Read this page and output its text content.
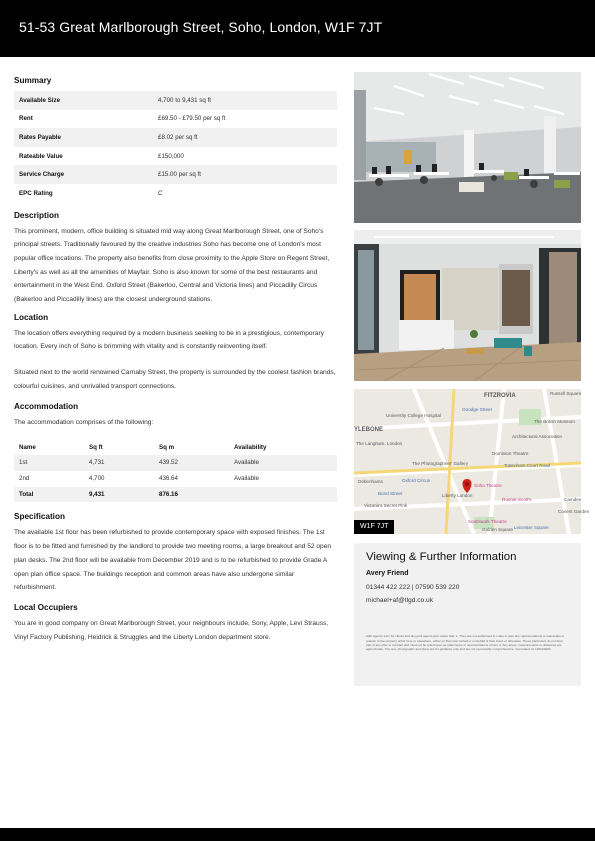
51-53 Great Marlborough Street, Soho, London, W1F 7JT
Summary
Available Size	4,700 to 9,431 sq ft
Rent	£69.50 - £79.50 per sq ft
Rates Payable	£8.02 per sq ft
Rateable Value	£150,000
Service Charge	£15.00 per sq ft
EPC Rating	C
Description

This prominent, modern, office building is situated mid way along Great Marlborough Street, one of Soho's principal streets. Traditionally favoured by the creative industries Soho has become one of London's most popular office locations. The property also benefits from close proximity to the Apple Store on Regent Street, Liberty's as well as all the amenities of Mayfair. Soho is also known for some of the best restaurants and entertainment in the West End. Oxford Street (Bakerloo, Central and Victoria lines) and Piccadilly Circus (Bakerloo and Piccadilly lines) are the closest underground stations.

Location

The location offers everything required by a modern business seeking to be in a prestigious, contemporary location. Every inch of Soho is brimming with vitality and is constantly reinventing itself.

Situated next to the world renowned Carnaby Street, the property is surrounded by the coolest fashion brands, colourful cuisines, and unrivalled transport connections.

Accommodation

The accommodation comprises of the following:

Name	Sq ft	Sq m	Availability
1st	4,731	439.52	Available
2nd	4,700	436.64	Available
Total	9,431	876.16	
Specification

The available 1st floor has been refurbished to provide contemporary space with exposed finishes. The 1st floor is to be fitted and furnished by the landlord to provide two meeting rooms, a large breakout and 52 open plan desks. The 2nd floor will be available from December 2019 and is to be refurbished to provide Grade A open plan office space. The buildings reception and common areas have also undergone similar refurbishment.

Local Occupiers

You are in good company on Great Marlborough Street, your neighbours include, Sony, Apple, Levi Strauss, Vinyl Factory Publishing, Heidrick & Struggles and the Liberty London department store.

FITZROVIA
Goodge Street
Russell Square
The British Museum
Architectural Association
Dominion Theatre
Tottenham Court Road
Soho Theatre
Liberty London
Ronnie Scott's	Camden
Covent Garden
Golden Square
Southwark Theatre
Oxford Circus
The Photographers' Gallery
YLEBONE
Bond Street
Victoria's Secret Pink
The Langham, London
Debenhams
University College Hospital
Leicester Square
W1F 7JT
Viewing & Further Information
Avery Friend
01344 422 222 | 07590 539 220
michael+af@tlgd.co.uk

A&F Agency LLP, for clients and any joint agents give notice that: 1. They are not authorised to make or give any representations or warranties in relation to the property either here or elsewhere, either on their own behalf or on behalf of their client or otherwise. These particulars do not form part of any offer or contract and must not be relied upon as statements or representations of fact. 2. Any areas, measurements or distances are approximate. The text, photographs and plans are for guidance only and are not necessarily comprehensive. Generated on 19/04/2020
-- -- --
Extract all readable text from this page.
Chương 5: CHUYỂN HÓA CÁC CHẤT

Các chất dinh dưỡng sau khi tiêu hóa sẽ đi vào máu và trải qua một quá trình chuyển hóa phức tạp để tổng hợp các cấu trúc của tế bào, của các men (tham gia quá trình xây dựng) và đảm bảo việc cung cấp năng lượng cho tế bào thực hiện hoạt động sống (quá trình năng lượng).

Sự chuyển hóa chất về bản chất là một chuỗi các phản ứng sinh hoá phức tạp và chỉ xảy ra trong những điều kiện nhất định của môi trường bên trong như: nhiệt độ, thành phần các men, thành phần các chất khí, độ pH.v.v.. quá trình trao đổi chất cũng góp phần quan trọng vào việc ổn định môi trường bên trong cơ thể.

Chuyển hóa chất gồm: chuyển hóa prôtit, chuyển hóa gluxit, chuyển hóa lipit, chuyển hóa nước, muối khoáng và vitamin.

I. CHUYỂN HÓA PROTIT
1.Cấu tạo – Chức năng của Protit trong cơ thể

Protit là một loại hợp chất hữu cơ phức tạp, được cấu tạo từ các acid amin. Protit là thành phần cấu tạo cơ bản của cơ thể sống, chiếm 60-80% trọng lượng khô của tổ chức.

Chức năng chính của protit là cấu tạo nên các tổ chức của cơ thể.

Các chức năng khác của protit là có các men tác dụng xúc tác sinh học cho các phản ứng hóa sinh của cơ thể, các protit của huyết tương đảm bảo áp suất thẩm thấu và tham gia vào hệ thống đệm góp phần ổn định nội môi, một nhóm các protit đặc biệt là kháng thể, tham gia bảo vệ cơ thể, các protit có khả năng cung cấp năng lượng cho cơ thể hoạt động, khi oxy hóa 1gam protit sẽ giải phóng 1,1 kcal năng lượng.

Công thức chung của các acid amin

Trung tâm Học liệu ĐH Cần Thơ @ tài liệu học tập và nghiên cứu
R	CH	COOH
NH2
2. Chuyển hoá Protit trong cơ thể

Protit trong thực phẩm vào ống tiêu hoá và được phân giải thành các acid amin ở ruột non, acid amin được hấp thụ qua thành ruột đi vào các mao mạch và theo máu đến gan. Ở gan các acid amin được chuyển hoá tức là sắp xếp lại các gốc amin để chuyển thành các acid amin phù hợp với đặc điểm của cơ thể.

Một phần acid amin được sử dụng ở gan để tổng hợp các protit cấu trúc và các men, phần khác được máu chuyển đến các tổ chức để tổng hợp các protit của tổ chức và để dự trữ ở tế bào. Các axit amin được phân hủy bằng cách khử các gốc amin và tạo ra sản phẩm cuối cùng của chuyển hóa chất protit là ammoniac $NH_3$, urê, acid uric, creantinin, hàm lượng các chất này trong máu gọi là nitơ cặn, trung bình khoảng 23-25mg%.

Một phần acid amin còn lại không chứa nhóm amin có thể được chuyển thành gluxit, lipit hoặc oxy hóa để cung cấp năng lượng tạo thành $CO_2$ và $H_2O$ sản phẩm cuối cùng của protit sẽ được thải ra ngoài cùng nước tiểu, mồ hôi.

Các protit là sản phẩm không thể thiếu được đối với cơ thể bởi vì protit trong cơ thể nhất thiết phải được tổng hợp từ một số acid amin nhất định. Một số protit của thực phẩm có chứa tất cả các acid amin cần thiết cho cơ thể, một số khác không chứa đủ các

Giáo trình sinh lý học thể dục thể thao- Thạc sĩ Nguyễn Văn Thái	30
-- -- --
* What the task asks
State the number of lines in this listing that contain the string "gluxit", and add nothing else.

* Correct output
2